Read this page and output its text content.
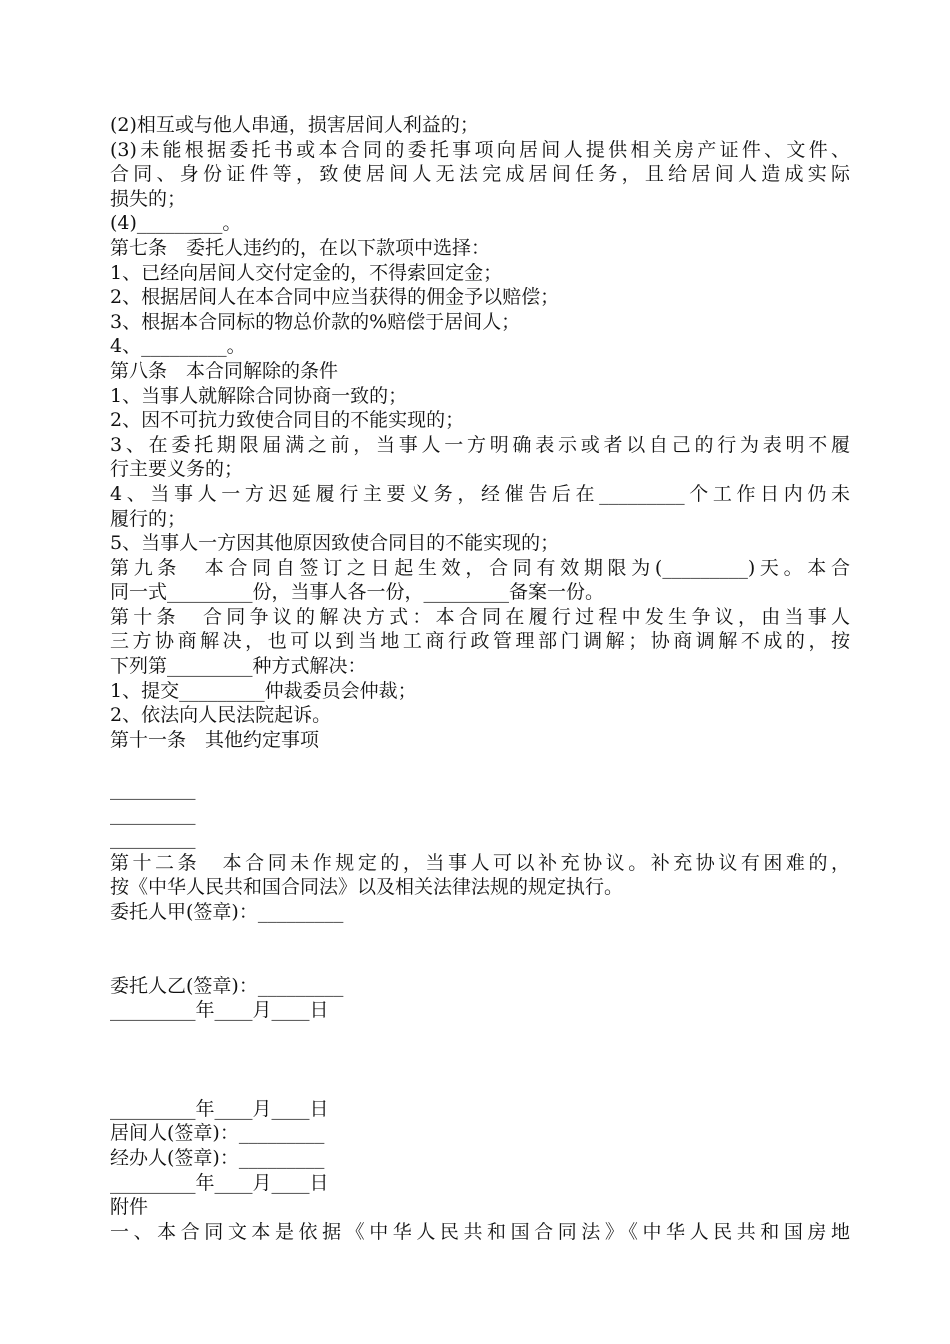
(2)相互或与他人串通，损害居间人利益的；
(3)未能根据委托书或本合同的委托事项向居间人提供相关房产证件、文件、
合同、身份证件等，致使居间人无法完成居间任务，且给居间人造成实际
损失的；
(4)_________。
第七条　委托人违约的，在以下款项中选择：
1、已经向居间人交付定金的，不得索回定金；
2、根据居间人在本合同中应当获得的佣金予以赔偿；
3、根据本合同标的物总价款的%赔偿于居间人；
4、_________。
第八条　本合同解除的条件
1、当事人就解除合同协商一致的；
2、因不可抗力致使合同目的不能实现的；
3、在委托期限届满之前，当事人一方明确表示或者以自己的行为表明不履
行主要义务的；
4、当事人一方迟延履行主要义务，经催告后在_________个工作日内仍未
履行的；
5、当事人一方因其他原因致使合同目的不能实现的；
第九条　本合同自签订之日起生效，合同有效期限为(_________)天。本合
同一式_________份，当事人各一份，_________备案一份。
第十条　合同争议的解决方式：本合同在履行过程中发生争议，由当事人
三方协商解决，也可以到当地工商行政管理部门调解；协商调解不成的，按
下列第_________种方式解决：
1、提交_________仲裁委员会仲裁；
2、依法向人民法院起诉。
第十一条　其他约定事项
_________
_________
_________
第十二条　本合同未作规定的，当事人可以补充协议。补充协议有困难的，
按《中华人民共和国合同法》以及相关法律法规的规定执行。
委托人甲(签章)：_________
委托人乙(签章)：_________
_________年____月____日
_________年____月____日
居间人(签章)：_________
经办人(签章)：_________
_________年____月____日
附件
一、本合同文本是依据《中华人民共和国合同法》《中华人民共和国房地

▬▬▬▬▬▬▬▬▬▬

__The exercise__
In the listing, find every line with the word "中华人民共和国合同法" and state how many there are, nothing more.

__Output for this task__
2